Structured figure records
↓
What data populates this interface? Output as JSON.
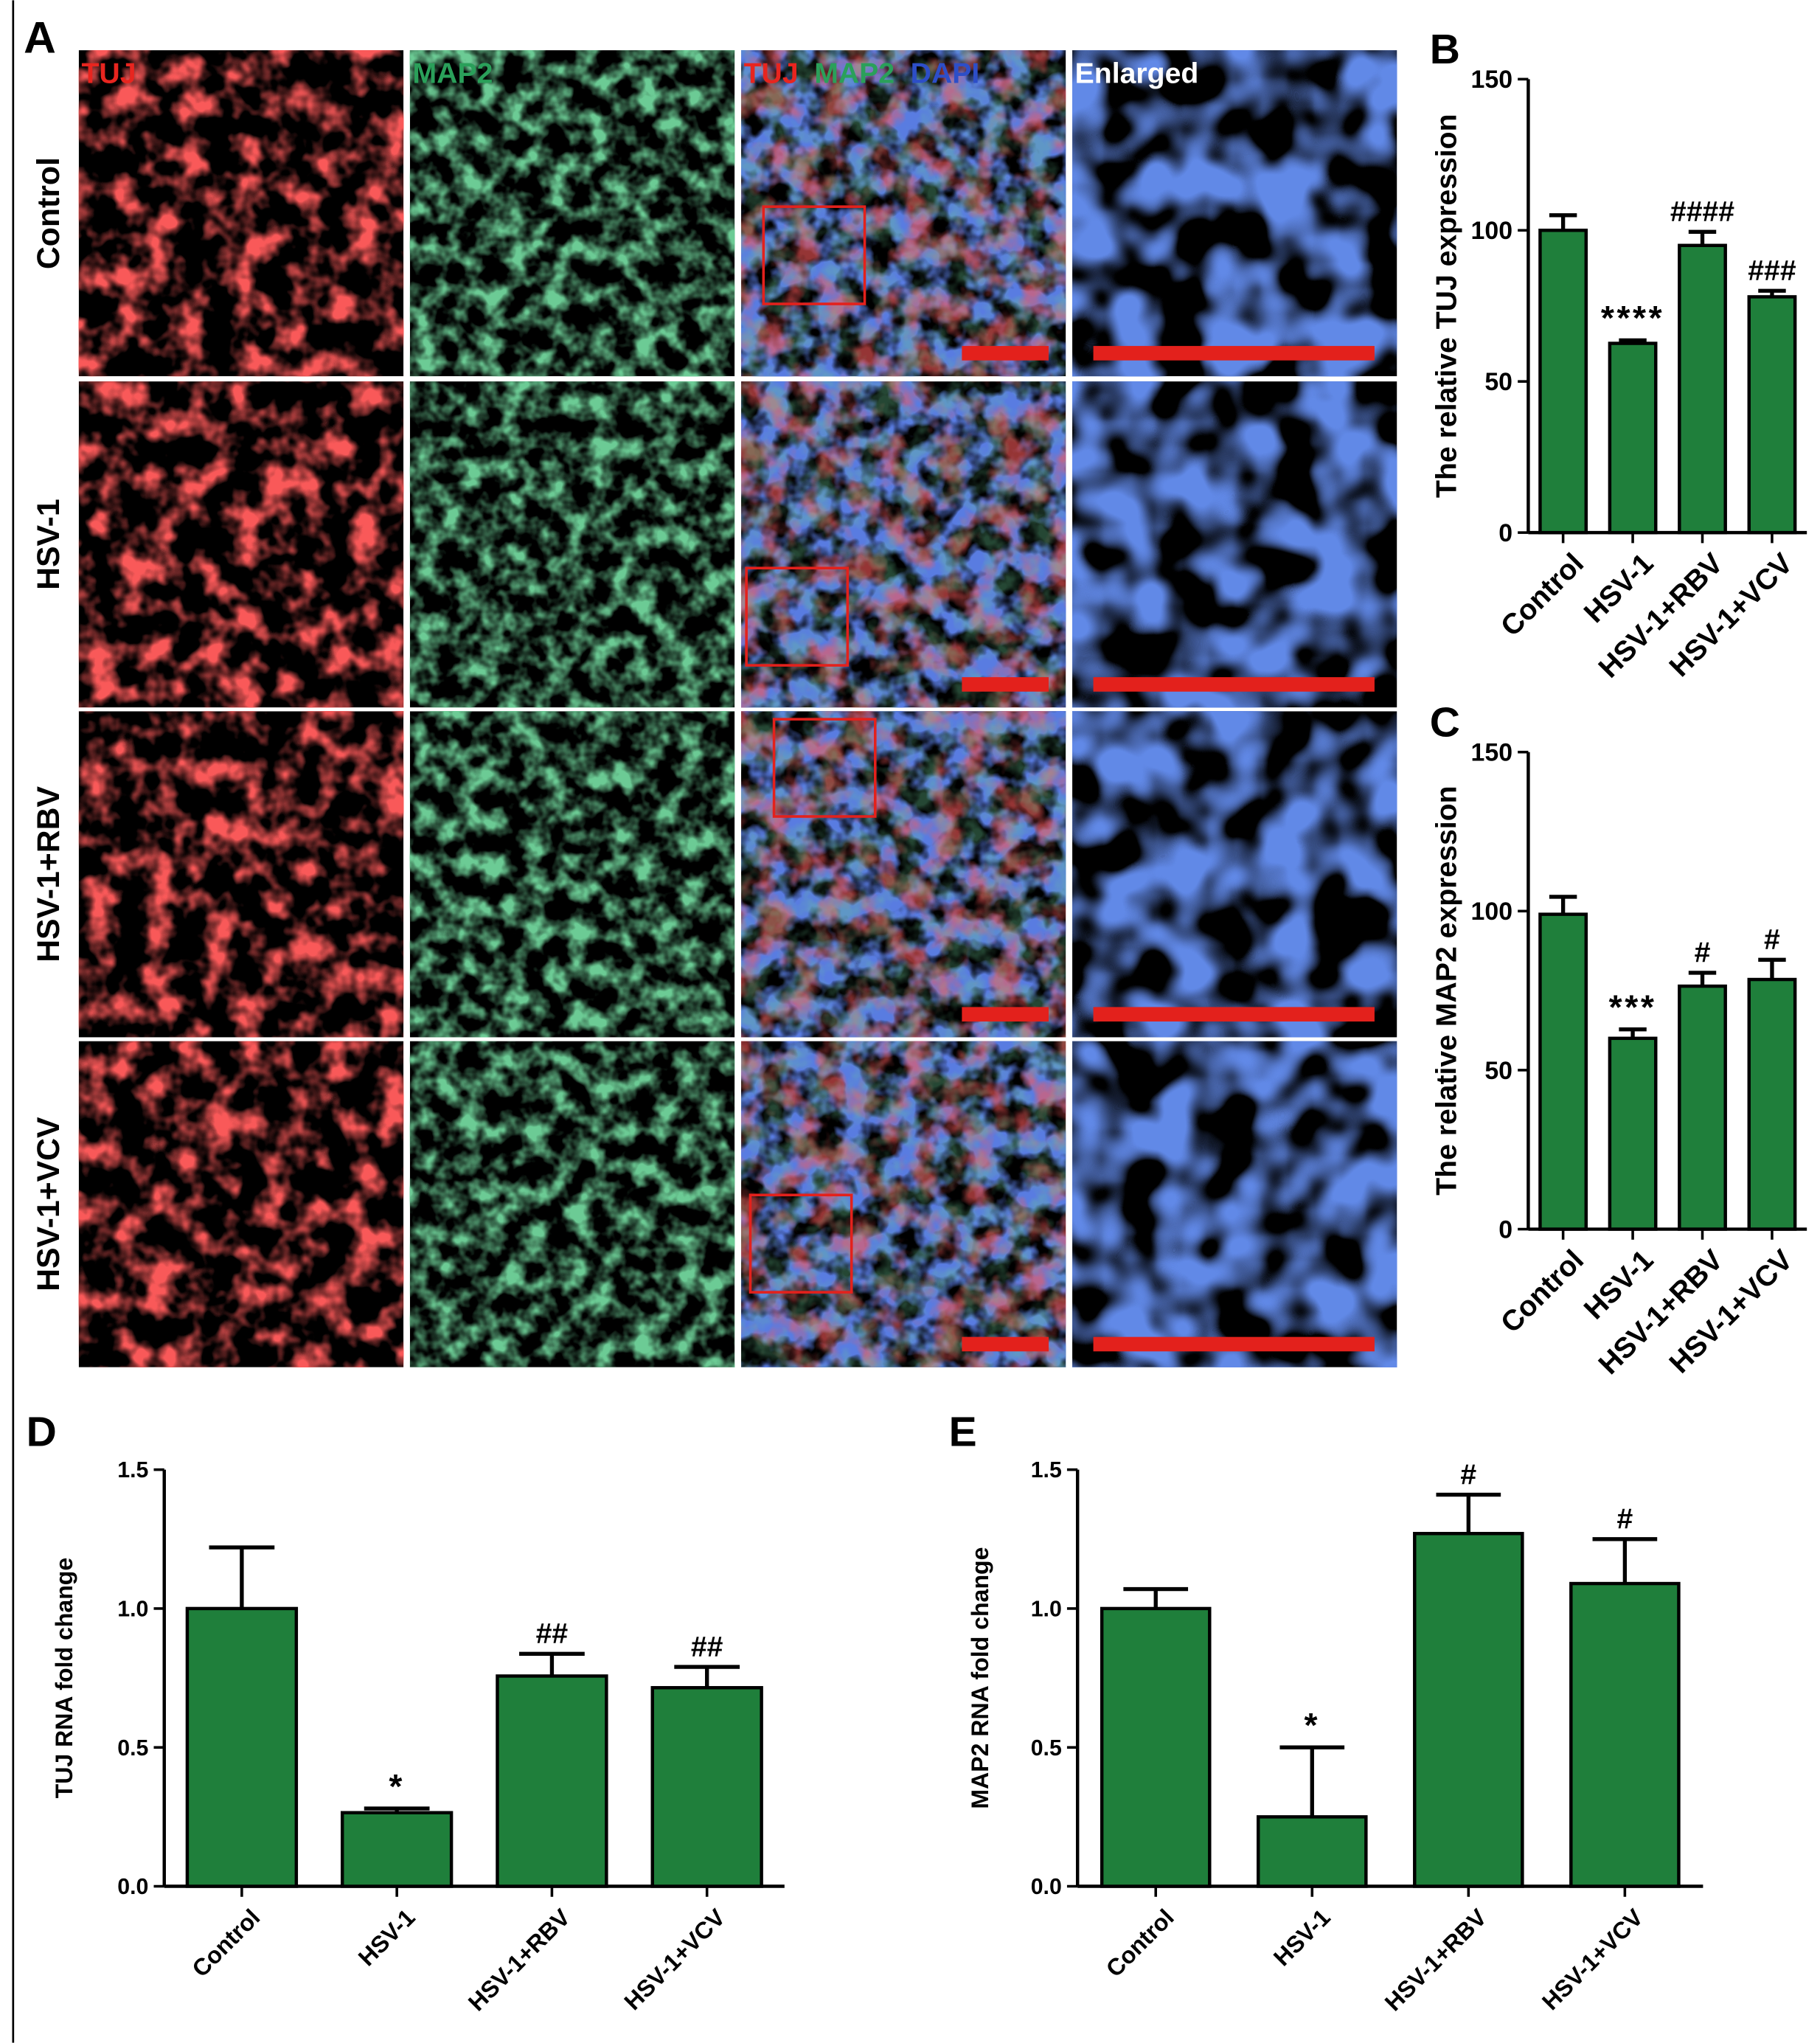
{
  "panel_a": {
    "label": "A",
    "column_labels": [
      "TUJ",
      "MAP2",
      [
        "TUJ",
        "MAP2",
        "DAPI"
      ],
      "Enlarged"
    ],
    "row_labels": [
      "Control",
      "HSV-1",
      "HSV-1+RBV",
      "HSV-1+VCV"
    ]
  },
  "chart_data": [
    {
      "type": "bar",
      "panel": "B",
      "ylabel": "The relative TUJ expression",
      "categories": [
        "Control",
        "HSV-1",
        "HSV-1+RBV",
        "HSV-1+VCV"
      ],
      "values": [
        100,
        62.6,
        95,
        78
      ],
      "errors": [
        5,
        1,
        4.5,
        2
      ],
      "annotations": [
        {
          "category": "HSV-1",
          "text": "****"
        },
        {
          "category": "HSV-1+RBV",
          "text": "####"
        },
        {
          "category": "HSV-1+VCV",
          "text": "###"
        }
      ],
      "color": "#1f7f3b",
      "ylim": [
        0,
        150
      ],
      "yticks": [
        0,
        50,
        100,
        150
      ]
    },
    {
      "type": "bar",
      "panel": "C",
      "ylabel": "The relative MAP2 expression",
      "categories": [
        "Control",
        "HSV-1",
        "HSV-1+RBV",
        "HSV-1+VCV"
      ],
      "values": [
        99,
        60,
        76.4,
        78.5
      ],
      "errors": [
        5.5,
        2.8,
        4.2,
        6.2
      ],
      "annotations": [
        {
          "category": "HSV-1",
          "text": "***"
        },
        {
          "category": "HSV-1+RBV",
          "text": "#"
        },
        {
          "category": "HSV-1+VCV",
          "text": "#"
        }
      ],
      "color": "#1f7f3b",
      "ylim": [
        0,
        150
      ],
      "yticks": [
        0,
        50,
        100,
        150
      ]
    },
    {
      "type": "bar",
      "panel": "D",
      "ylabel": "TUJ RNA fold change",
      "categories": [
        "Control",
        "HSV-1",
        "HSV-1+RBV",
        "HSV-1+VCV"
      ],
      "values": [
        1.0,
        0.265,
        0.757,
        0.715
      ],
      "errors": [
        0.22,
        0.015,
        0.08,
        0.075
      ],
      "annotations": [
        {
          "category": "HSV-1",
          "text": "*"
        },
        {
          "category": "HSV-1+RBV",
          "text": "##"
        },
        {
          "category": "HSV-1+VCV",
          "text": "##"
        }
      ],
      "color": "#1f7f3b",
      "ylim": [
        0,
        1.5
      ],
      "yticks": [
        {
          "value": 0,
          "label": "0.0"
        },
        0.5,
        {
          "value": 1,
          "label": "1.0"
        },
        1.5
      ]
    },
    {
      "type": "bar",
      "panel": "E",
      "ylabel": "MAP2 RNA fold change",
      "categories": [
        "Control",
        "HSV-1",
        "HSV-1+RBV",
        "HSV-1+VCV"
      ],
      "values": [
        1.0,
        0.25,
        1.27,
        1.09
      ],
      "errors": [
        0.07,
        0.25,
        0.14,
        0.16
      ],
      "annotations": [
        {
          "category": "HSV-1",
          "text": "*"
        },
        {
          "category": "HSV-1+RBV",
          "text": "#"
        },
        {
          "category": "HSV-1+VCV",
          "text": "#"
        }
      ],
      "color": "#1f7f3b",
      "ylim": [
        0,
        1.5
      ],
      "yticks": [
        {
          "value": 0,
          "label": "0.0"
        },
        0.5,
        {
          "value": 1,
          "label": "1.0"
        },
        1.5
      ]
    }
  ]
}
↑
Without the pictures, repeat all the records word for word.

What data populates this interface? Output as JSON.
{
  "panel_a": {
    "label": "A",
    "column_labels": [
      "TUJ",
      "MAP2",
      [
        "TUJ",
        "MAP2",
        "DAPI"
      ],
      "Enlarged"
    ],
    "row_labels": [
      "Control",
      "HSV-1",
      "HSV-1+RBV",
      "HSV-1+VCV"
    ]
  },
  "chart_data": [
    {
      "type": "bar",
      "panel": "B",
      "ylabel": "The relative TUJ expression",
      "categories": [
        "Control",
        "HSV-1",
        "HSV-1+RBV",
        "HSV-1+VCV"
      ],
      "values": [
        100,
        62.6,
        95,
        78
      ],
      "errors": [
        5,
        1,
        4.5,
        2
      ],
      "annotations": [
        {
          "category": "HSV-1",
          "text": "****"
        },
        {
          "category": "HSV-1+RBV",
          "text": "####"
        },
        {
          "category": "HSV-1+VCV",
          "text": "###"
        }
      ],
      "color": "#1f7f3b",
      "ylim": [
        0,
        150
      ],
      "yticks": [
        0,
        50,
        100,
        150
      ]
    },
    {
      "type": "bar",
      "panel": "C",
      "ylabel": "The relative MAP2 expression",
      "categories": [
        "Control",
        "HSV-1",
        "HSV-1+RBV",
        "HSV-1+VCV"
      ],
      "values": [
        99,
        60,
        76.4,
        78.5
      ],
      "errors": [
        5.5,
        2.8,
        4.2,
        6.2
      ],
      "annotations": [
        {
          "category": "HSV-1",
          "text": "***"
        },
        {
          "category": "HSV-1+RBV",
          "text": "#"
        },
        {
          "category": "HSV-1+VCV",
          "text": "#"
        }
      ],
      "color": "#1f7f3b",
      "ylim": [
        0,
        150
      ],
      "yticks": [
        0,
        50,
        100,
        150
      ]
    },
    {
      "type": "bar",
      "panel": "D",
      "ylabel": "TUJ RNA fold change",
      "categories": [
        "Control",
        "HSV-1",
        "HSV-1+RBV",
        "HSV-1+VCV"
      ],
      "values": [
        1.0,
        0.265,
        0.757,
        0.715
      ],
      "errors": [
        0.22,
        0.015,
        0.08,
        0.075
      ],
      "annotations": [
        {
          "category": "HSV-1",
          "text": "*"
        },
        {
          "category": "HSV-1+RBV",
          "text": "##"
        },
        {
          "category": "HSV-1+VCV",
          "text": "##"
        }
      ],
      "color": "#1f7f3b",
      "ylim": [
        0,
        1.5
      ],
      "yticks": [
        {
          "value": 0,
          "label": "0.0"
        },
        0.5,
        {
          "value": 1,
          "label": "1.0"
        },
        1.5
      ]
    },
    {
      "type": "bar",
      "panel": "E",
      "ylabel": "MAP2 RNA fold change",
      "categories": [
        "Control",
        "HSV-1",
        "HSV-1+RBV",
        "HSV-1+VCV"
      ],
      "values": [
        1.0,
        0.25,
        1.27,
        1.09
      ],
      "errors": [
        0.07,
        0.25,
        0.14,
        0.16
      ],
      "annotations": [
        {
          "category": "HSV-1",
          "text": "*"
        },
        {
          "category": "HSV-1+RBV",
          "text": "#"
        },
        {
          "category": "HSV-1+VCV",
          "text": "#"
        }
      ],
      "color": "#1f7f3b",
      "ylim": [
        0,
        1.5
      ],
      "yticks": [
        {
          "value": 0,
          "label": "0.0"
        },
        0.5,
        {
          "value": 1,
          "label": "1.0"
        },
        1.5
      ]
    }
  ]
}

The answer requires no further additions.